--- start of RECORDS SUPPLIED ---

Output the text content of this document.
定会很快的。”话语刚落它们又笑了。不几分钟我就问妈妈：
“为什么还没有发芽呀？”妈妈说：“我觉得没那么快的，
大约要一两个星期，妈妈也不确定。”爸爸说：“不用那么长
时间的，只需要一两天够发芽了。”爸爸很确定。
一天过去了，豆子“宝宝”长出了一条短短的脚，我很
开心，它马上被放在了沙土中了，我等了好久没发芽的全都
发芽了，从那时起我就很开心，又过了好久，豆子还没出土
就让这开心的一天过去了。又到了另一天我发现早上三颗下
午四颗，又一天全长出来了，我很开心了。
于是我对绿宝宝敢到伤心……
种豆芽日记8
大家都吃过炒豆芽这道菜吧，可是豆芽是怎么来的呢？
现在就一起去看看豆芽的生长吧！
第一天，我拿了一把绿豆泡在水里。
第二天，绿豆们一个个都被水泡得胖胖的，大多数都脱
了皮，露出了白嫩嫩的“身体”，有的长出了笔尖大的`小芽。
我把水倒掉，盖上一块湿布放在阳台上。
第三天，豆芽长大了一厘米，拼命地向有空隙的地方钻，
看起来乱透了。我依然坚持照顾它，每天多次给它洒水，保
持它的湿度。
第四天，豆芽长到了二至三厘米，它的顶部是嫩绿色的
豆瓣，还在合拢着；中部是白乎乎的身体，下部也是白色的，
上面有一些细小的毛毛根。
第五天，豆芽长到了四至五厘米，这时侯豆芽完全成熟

--- end of RECORDS SUPPLIED ---

EXERCISE REQUIREMENTS: Write out every line of the records exactly.

RESULT BELOW:
Output the text content of this document.
定会很快的。”话语刚落它们又笑了。不几分钟我就问妈妈：
“为什么还没有发芽呀？”妈妈说：“我觉得没那么快的，
大约要一两个星期，妈妈也不确定。”爸爸说：“不用那么长
时间的，只需要一两天够发芽了。”爸爸很确定。
一天过去了，豆子“宝宝”长出了一条短短的脚，我很
开心，它马上被放在了沙土中了，我等了好久没发芽的全都
发芽了，从那时起我就很开心，又过了好久，豆子还没出土
就让这开心的一天过去了。又到了另一天我发现早上三颗下
午四颗，又一天全长出来了，我很开心了。
于是我对绿宝宝敢到伤心……
种豆芽日记8
大家都吃过炒豆芽这道菜吧，可是豆芽是怎么来的呢？
现在就一起去看看豆芽的生长吧！
第一天，我拿了一把绿豆泡在水里。
第二天，绿豆们一个个都被水泡得胖胖的，大多数都脱
了皮，露出了白嫩嫩的“身体”，有的长出了笔尖大的`小芽。
我把水倒掉，盖上一块湿布放在阳台上。
第三天，豆芽长大了一厘米，拼命地向有空隙的地方钻，
看起来乱透了。我依然坚持照顾它，每天多次给它洒水，保
持它的湿度。
第四天，豆芽长到了二至三厘米，它的顶部是嫩绿色的
豆瓣，还在合拢着；中部是白乎乎的身体，下部也是白色的，
上面有一些细小的毛毛根。
第五天，豆芽长到了四至五厘米，这时侯豆芽完全成熟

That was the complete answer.